Given task:
Below are the records. Count the lines containing the string "開館時間の変更", and reply with the number alone.

··· Supplied material ···

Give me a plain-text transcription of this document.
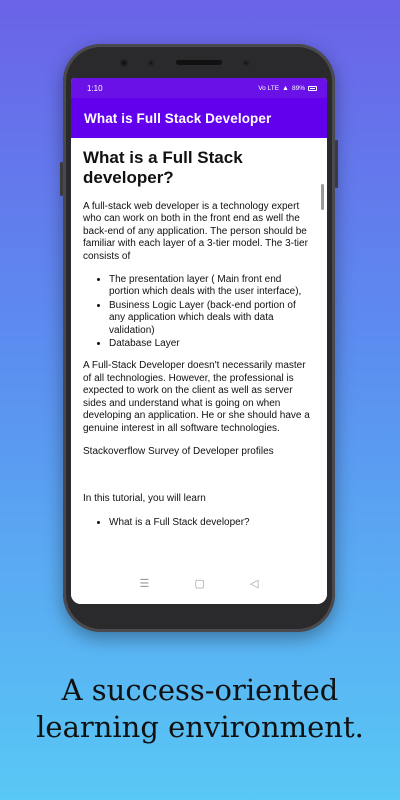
1:10	Vo LTE ▲ 89%
What is Full Stack Developer
What is a Full Stack developer?

A full-stack web developer is a technology expert who can work on both in the front end as well the back-end of any application. The person should be familiar with each layer of a 3-tier model. The 3-tier consists of

• The presentation layer ( Main front end portion which deals with the user interface),
• Business Logic Layer (back-end portion of any application which deals with data validation)
• Database Layer

A Full-Stack Developer doesn't necessarily master of all technologies. However, the professional is expected to work on the client as well as server sides and understand what is going on when developing an application. He or she should have a genuine interest in all software technologies.

Stackoverflow Survey of Developer profiles

In this tutorial, you will learn

• What is a Full Stack developer?
☰	▢	◁
A success-oriented
learning environment.
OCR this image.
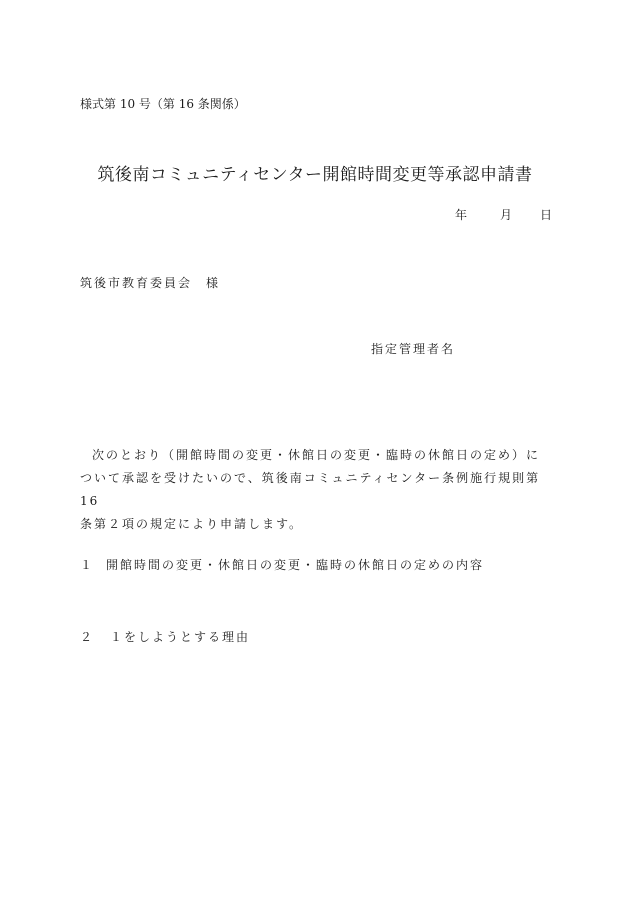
様式第 10 号（第 16 条関係）
筑後南コミュニティセンター開館時間変更等承認申請書
年	月 日
筑後市教育委員会　様
指定管理者名
次のとおり（開館時間の変更・休館日の変更・臨時の休館日の定め）に
ついて承認を受けたいので、筑後南コミュニティセンター条例施行規則第 16
条第２項の規定により申請します。
１ 開館時間の変更・休館日の変更・臨時の休館日の定めの内容
２ １をしようとする理由
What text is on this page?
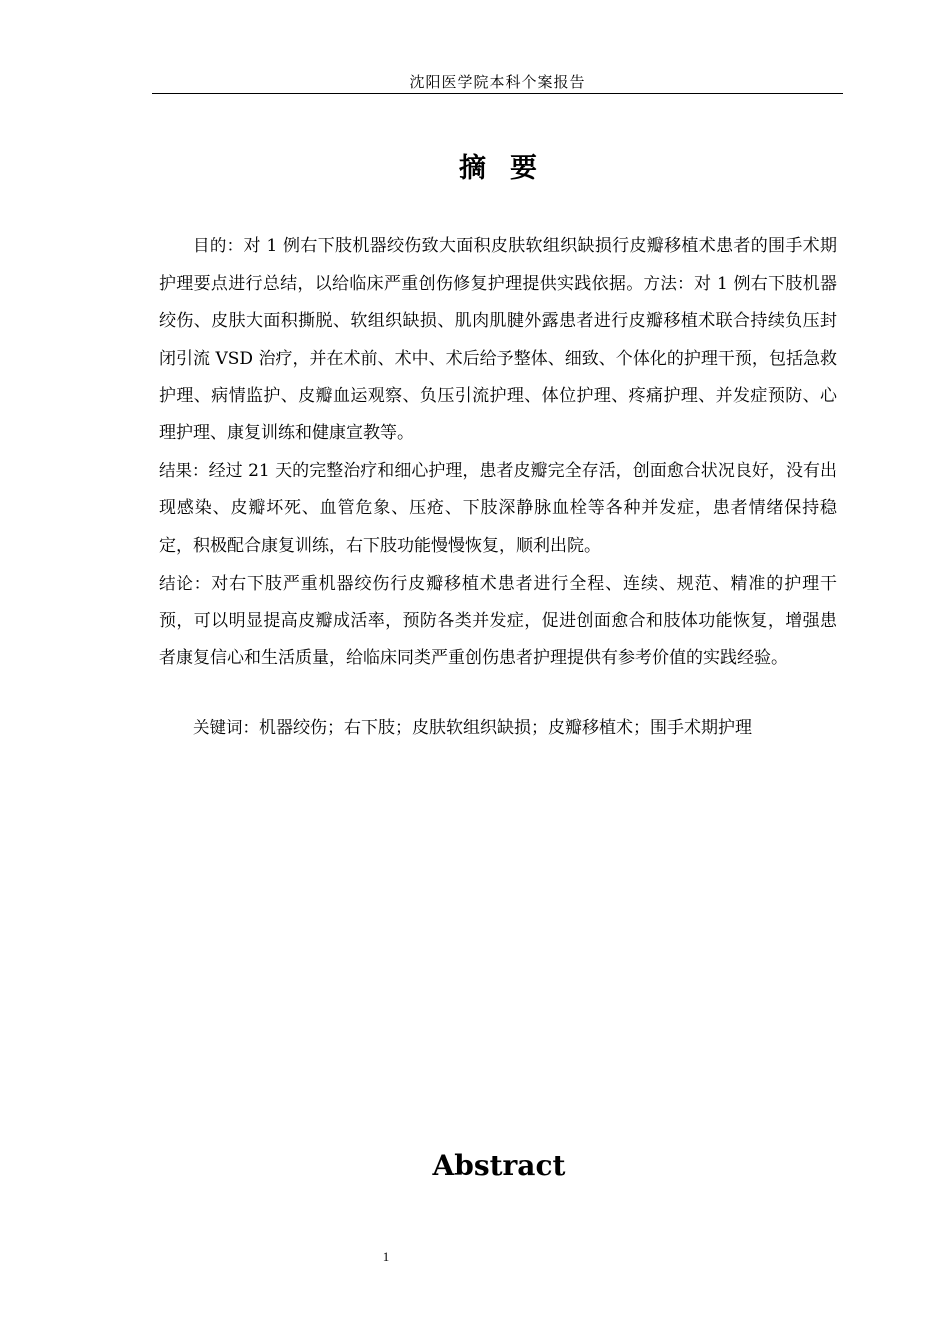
沈阳医学院本科个案报告
摘 要

目的：对 1 例右下肢机器绞伤致大面积皮肤软组织缺损行皮瓣移植术患者的围手术期护理要点进行总结，以给临床严重创伤修复护理提供实践依据。方法：对 1 例右下肢机器绞伤、皮肤大面积撕脱、软组织缺损、肌肉肌腱外露患者进行皮瓣移植术联合持续负压封闭引流 VSD 治疗，并在术前、术中、术后给予整体、细致、个体化的护理干预，包括急救护理、病情监护、皮瓣血运观察、负压引流护理、体位护理、疼痛护理、并发症预防、心理护理、康复训练和健康宣教等。

结果：经过 21 天的完整治疗和细心护理，患者皮瓣完全存活，创面愈合状况良好，没有出现感染、皮瓣坏死、血管危象、压疮、下肢深静脉血栓等各种并发症，患者情绪保持稳定，积极配合康复训练，右下肢功能慢慢恢复，顺利出院。

结论：对右下肢严重机器绞伤行皮瓣移植术患者进行全程、连续、规范、精准的护理干预，可以明显提高皮瓣成活率，预防各类并发症，促进创面愈合和肢体功能恢复，增强患者康复信心和生活质量，给临床同类严重创伤患者护理提供有参考价值的实践经验。

关键词：机器绞伤；右下肢；皮肤软组织缺损；皮瓣移植术；围手术期护理
Abstract
1
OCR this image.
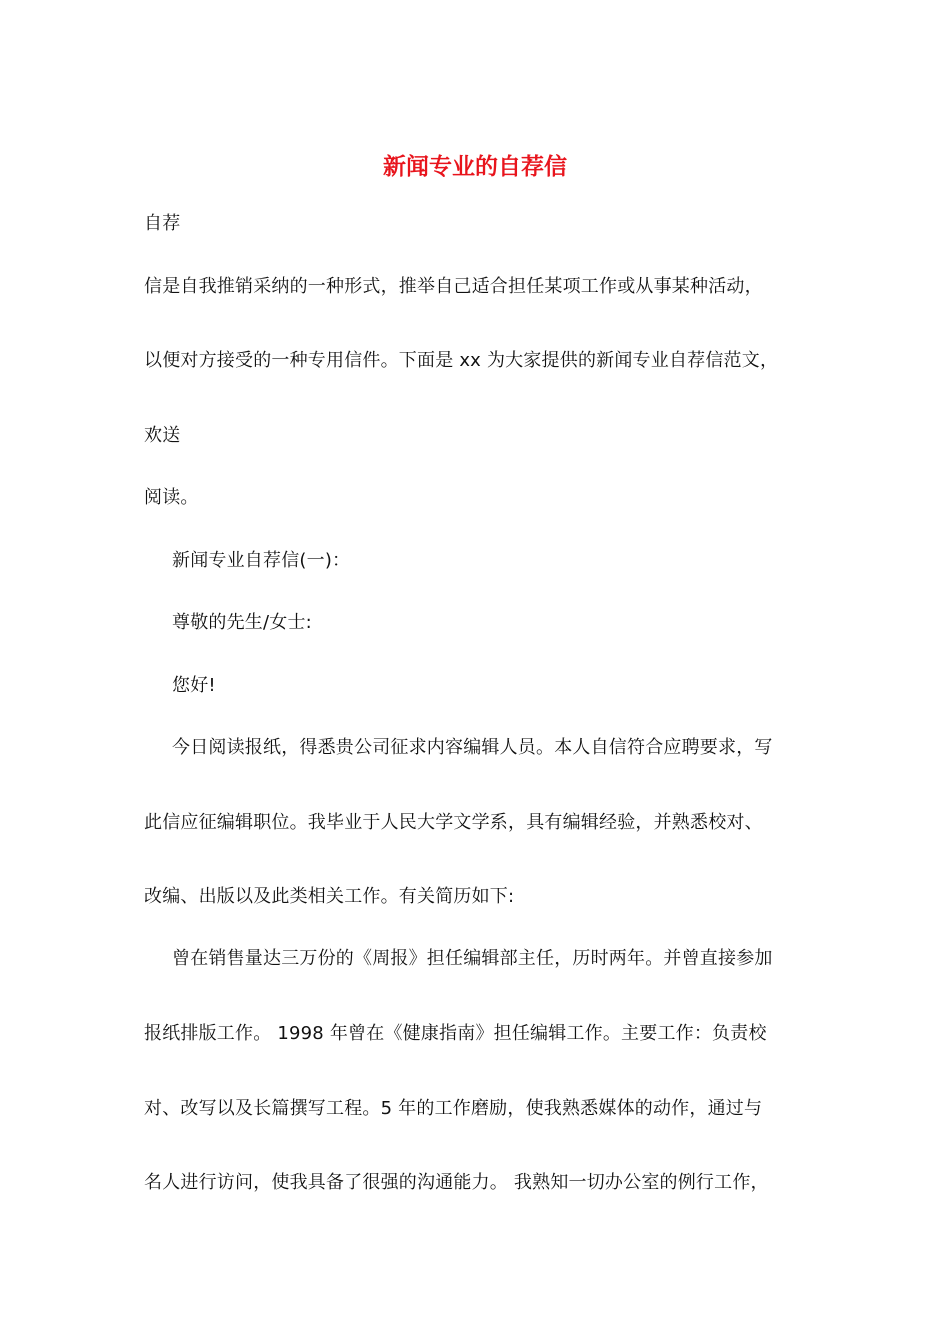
新闻专业的自荐信
自荐
信是自我推销采纳的一种形式，推举自己适合担任某项工作或从事某种活动，
以便对方接受的一种专用信件。下面是 xx 为大家提供的新闻专业自荐信范文，
欢送
阅读。
新闻专业自荐信(一)：
尊敬的先生/女士:
您好!
今日阅读报纸，得悉贵公司征求内容编辑人员。本人自信符合应聘要求，写
此信应征编辑职位。我毕业于人民大学文学系，具有编辑经验，并熟悉校对、
改编、出版以及此类相关工作。有关简历如下:
曾在销售量达三万份的《周报》担任编辑部主任，历时两年。并曾直接参加
报纸排版工作。 1998 年曾在《健康指南》担任编辑工作。主要工作：负责校
对、改写以及长篇撰写工程。5 年的工作磨励，使我熟悉媒体的动作，通过与
名人进行访问，使我具备了很强的沟通能力。 我熟知一切办公室的例行工作，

···

Exercise response:
2